Extract:
━━━━━━

The thick syrup has grown into a staple in restaurants and retail, but Greek ingredient supplier Odysea hopes to take consumers on a similar journey with other regional products.

7 December 2018
ambientcondimentsMediterraneanmiddle easternNPDvegetables

Over the last few years, pomegranate molasses have become a familiar constituent of recipes, both in professional establishments and popular cookbooks. Thanks to chefs like Yotam Ottolenghi and the increasing uptake of Middle Eastern cuisine, bottles of the stuff can be purchased from Waitrose and Morrisons to add tartness and richness to a dish.

But there are plenty of other products hailing from the same region, and Odysea is one of the companies bringing them to British shoppers.

Started 27 years ago as a supplier of Greek ingredients, the brand has since expanded to include products from further afield, stretching west to encompass balsamic vinegars from Modena and east to take in flavours from the Asian Mediterranean.

Recently, it launched nine brand-new SKUs into Sainsbury’s, building on existing lines like stuffed vine leaves and baked gigantes beans, as well as numerous varieties of olive oil.

“Greek and eastern Mediterranean food is ideally suited to vegetarian, vegan and flexitarian eating,” a spokesperson for Odysea tells Food Spark. “It offers a wide variety of ingredients for those following this healthy way of eating, enabling them to create delicious and more varied meals.”

So what’s on the shelves?

Molasses and meze 

As a sequel to the success of its pomegranate syrup, Odysea has introduced date molasses to Sainsbury’s.

━━━━━━

Tasks:
a – Could you set down the entries word for word, from the first line of the entries up to and including the line that contains "581, 674, 601]"?
b – Could you resume the article on Odysea's Mediterranean products from where it stops?

━━━━━━

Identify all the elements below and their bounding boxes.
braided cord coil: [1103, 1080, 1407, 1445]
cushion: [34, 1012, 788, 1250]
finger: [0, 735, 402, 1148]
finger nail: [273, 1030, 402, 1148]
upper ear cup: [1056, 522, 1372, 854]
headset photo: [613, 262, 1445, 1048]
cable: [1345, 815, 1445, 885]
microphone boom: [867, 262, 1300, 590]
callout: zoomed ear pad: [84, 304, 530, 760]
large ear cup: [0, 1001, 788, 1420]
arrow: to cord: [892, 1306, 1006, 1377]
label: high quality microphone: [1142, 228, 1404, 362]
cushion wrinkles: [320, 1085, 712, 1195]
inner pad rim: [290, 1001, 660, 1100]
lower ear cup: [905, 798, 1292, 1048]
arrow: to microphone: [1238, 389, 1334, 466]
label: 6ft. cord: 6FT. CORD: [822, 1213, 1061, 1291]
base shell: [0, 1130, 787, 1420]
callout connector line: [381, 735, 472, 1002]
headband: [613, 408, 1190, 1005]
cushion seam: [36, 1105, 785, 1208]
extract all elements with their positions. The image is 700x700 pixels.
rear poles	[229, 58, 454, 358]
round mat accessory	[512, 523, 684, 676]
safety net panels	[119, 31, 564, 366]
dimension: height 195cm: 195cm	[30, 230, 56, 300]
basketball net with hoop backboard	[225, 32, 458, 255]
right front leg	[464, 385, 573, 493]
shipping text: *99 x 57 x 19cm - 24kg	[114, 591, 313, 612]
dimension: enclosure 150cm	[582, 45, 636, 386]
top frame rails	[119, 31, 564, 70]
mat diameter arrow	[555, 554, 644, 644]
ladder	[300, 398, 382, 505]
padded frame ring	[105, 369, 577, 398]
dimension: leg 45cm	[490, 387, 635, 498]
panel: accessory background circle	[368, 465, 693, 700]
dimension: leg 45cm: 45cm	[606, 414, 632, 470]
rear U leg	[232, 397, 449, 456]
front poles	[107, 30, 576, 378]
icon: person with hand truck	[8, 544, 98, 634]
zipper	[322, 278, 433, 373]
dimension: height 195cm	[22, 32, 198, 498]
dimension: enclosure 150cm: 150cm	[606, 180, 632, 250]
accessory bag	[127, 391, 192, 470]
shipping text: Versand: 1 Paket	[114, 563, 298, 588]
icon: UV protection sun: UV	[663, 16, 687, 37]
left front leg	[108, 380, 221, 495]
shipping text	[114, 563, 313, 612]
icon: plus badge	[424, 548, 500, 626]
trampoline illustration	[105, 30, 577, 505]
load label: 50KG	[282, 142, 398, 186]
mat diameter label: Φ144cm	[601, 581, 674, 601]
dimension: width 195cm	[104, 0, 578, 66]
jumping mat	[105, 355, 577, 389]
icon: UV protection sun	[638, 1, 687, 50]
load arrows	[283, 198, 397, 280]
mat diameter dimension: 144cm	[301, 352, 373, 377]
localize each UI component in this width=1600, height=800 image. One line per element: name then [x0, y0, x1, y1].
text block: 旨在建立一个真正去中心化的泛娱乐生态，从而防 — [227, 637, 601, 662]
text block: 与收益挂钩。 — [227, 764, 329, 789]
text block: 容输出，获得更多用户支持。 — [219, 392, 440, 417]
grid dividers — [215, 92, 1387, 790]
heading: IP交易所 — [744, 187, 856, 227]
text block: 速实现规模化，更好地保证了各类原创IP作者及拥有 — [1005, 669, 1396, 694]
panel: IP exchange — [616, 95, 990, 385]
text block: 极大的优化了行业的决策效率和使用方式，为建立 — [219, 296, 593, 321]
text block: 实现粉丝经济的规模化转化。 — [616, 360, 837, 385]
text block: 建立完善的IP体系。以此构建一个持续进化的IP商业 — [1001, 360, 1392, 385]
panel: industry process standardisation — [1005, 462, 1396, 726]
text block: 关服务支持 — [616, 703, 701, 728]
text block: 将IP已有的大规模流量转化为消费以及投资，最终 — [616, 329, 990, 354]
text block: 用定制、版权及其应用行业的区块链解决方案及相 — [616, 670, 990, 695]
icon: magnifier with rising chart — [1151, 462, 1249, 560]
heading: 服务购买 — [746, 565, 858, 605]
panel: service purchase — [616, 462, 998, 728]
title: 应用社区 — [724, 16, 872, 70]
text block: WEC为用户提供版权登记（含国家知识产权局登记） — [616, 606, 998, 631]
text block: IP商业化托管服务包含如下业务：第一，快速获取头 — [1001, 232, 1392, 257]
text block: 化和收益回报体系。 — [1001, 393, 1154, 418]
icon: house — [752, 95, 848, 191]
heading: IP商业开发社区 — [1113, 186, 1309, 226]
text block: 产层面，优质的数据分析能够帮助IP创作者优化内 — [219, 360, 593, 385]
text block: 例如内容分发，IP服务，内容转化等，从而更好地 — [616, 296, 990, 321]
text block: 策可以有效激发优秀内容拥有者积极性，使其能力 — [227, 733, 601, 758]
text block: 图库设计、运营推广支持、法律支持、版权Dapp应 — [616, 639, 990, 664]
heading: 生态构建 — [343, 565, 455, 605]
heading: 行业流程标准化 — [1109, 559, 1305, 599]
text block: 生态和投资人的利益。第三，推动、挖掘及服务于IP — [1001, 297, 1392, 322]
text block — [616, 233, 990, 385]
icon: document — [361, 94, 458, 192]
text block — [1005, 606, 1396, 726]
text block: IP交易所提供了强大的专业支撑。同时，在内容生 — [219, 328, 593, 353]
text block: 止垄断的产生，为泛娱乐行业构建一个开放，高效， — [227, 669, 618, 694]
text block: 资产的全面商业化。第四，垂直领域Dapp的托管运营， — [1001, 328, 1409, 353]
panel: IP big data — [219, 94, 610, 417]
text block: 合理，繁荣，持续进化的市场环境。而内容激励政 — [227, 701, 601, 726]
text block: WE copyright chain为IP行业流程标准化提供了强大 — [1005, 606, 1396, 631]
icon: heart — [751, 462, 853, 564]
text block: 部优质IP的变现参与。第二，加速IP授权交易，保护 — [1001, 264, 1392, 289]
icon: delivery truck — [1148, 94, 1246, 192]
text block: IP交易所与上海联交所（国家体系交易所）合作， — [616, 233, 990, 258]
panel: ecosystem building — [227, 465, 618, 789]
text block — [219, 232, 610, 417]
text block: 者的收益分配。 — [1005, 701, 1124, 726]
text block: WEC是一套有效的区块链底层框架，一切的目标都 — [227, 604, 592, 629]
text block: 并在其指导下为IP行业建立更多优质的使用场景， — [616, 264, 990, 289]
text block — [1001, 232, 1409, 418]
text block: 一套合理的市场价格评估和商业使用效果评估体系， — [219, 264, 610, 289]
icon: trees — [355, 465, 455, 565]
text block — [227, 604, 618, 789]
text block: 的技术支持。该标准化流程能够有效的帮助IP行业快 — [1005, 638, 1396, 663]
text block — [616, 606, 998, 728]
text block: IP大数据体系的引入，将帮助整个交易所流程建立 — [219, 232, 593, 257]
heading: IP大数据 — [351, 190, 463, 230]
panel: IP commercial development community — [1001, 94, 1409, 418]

━━━━━━

Answers given:
a –
Identify all the elements below and their bounding boxes.
braided cord coil: [1103, 1080, 1407, 1445]
cushion: [34, 1012, 788, 1250]
finger: [0, 735, 402, 1148]
finger nail: [273, 1030, 402, 1148]
upper ear cup: [1056, 522, 1372, 854]
headset photo: [613, 262, 1445, 1048]
cable: [1345, 815, 1445, 885]
microphone boom: [867, 262, 1300, 590]
callout: zoomed ear pad: [84, 304, 530, 760]
large ear cup: [0, 1001, 788, 1420]
arrow: to cord: [892, 1306, 1006, 1377]
label: high quality microphone: [1142, 228, 1404, 362]
cushion wrinkles: [320, 1085, 712, 1195]
inner pad rim: [290, 1001, 660, 1100]
lower ear cup: [905, 798, 1292, 1048]
arrow: to microphone: [1238, 389, 1334, 466]
label: 6ft. cord: 6FT. CORD: [822, 1213, 1061, 1291]
base shell: [0, 1130, 787, 1420]
callout connector line: [381, 735, 472, 1002]
headband: [613, 408, 1190, 1005]
cushion seam: [36, 1105, 785, 1208]
extract all elements with their positions. The image is 700x700 pixels.
rear poles	[229, 58, 454, 358]
round mat accessory	[512, 523, 684, 676]
safety net panels	[119, 31, 564, 366]
dimension: height 195cm: 195cm	[30, 230, 56, 300]
basketball net with hoop backboard	[225, 32, 458, 255]
right front leg	[464, 385, 573, 493]
shipping text: *99 x 57 x 19cm - 24kg	[114, 591, 313, 612]
dimension: enclosure 150cm	[582, 45, 636, 386]
top frame rails	[119, 31, 564, 70]
mat diameter arrow	[555, 554, 644, 644]
ladder	[300, 398, 382, 505]
padded frame ring	[105, 369, 577, 398]
dimension: leg 45cm	[490, 387, 635, 498]
panel: accessory background circle	[368, 465, 693, 700]
dimension: leg 45cm: 45cm	[606, 414, 632, 470]
rear U leg	[232, 397, 449, 456]
front poles	[107, 30, 576, 378]
icon: person with hand truck	[8, 544, 98, 634]
zipper	[322, 278, 433, 373]
dimension: height 195cm	[22, 32, 198, 498]
dimension: enclosure 150cm: 150cm	[606, 180, 632, 250]
accessory bag	[127, 391, 192, 470]
shipping text: Versand: 1 Paket	[114, 563, 298, 588]
icon: UV protection sun: UV	[663, 16, 687, 37]
left front leg	[108, 380, 221, 495]
shipping text	[114, 563, 313, 612]
icon: plus badge	[424, 548, 500, 626]
trampoline illustration	[105, 30, 577, 505]
load label: 50KG	[282, 142, 398, 186]
mat diameter label: Φ144cm	[601, 581, 674, 601]

b –
“We’d noticed more and more recipes using date molasses, especially those by Middle Eastern celebrity chefs,” remarks Odysea. “Date Molasses also taps into the health trend for natural sweeteners, and both our pomegranate and date molasses contain nothing but concentrated fruit, making them ideal to serve on top of pancakes, yoghurts, blitzing into smoothies and for dressings or marinades.”

Also joining the stable are beldi preserved lemons, another chef favourite that’s caught the eye of home cooks. Pickled in water and salt, they are commonly used in Moroccan cuisine (‘beldi’ is Moroccan for ‘traditional’), particularly tagines and stews, though they can be incorporated into roasts, salads and dressing as well. The citrus fruits are described as “tiny flavour bombs” by Odysea, which notes they fit customer desires to be more adventurous when cooking and to discover more exciting ingredients.

Food Spark has previously talked about the lack of options when it comes to dips in the supermarkets, a defect Sainsbury’s is rectifying with the stocking of Odysea’s aubergine meze, a traditional Greek recipe for melitzanosalata made of aubergines, extra virgin olive, garlic and herbs.

“This dip has a wonderful smoky aroma thanks to the way the aubergines are flame roasted with their skin on,” notes Odysea. “The dip has already proven to be very popular in Sainsbury’s and, being an ambient product, is a great store cupboard stand-by. Dips feature heavily in traditional meze (antipasti-style eating), and this is just one from our extensive range of ambient dips.”

Odysea also sells sun-dried tomato, roasted red pepper and feta, and sweet red pepper mezes via its website.

Next, the company is planning to jump on the kefir bandwagon with a version made from Greek goat’s milk, as well as goat’s milk yoghurt and sheep’s milk yoghurt with a ‘cream top’ – i.e. non-homogenized.

Given the unassailable rise of halloumi – to the extent that the supply may soon dry up – it’s no surprise that Odysea has plans for grilling cheeses and baking fetas in the pipeline, while it also hopes to break into the frozen market with filo pastry pies and vegetable stews.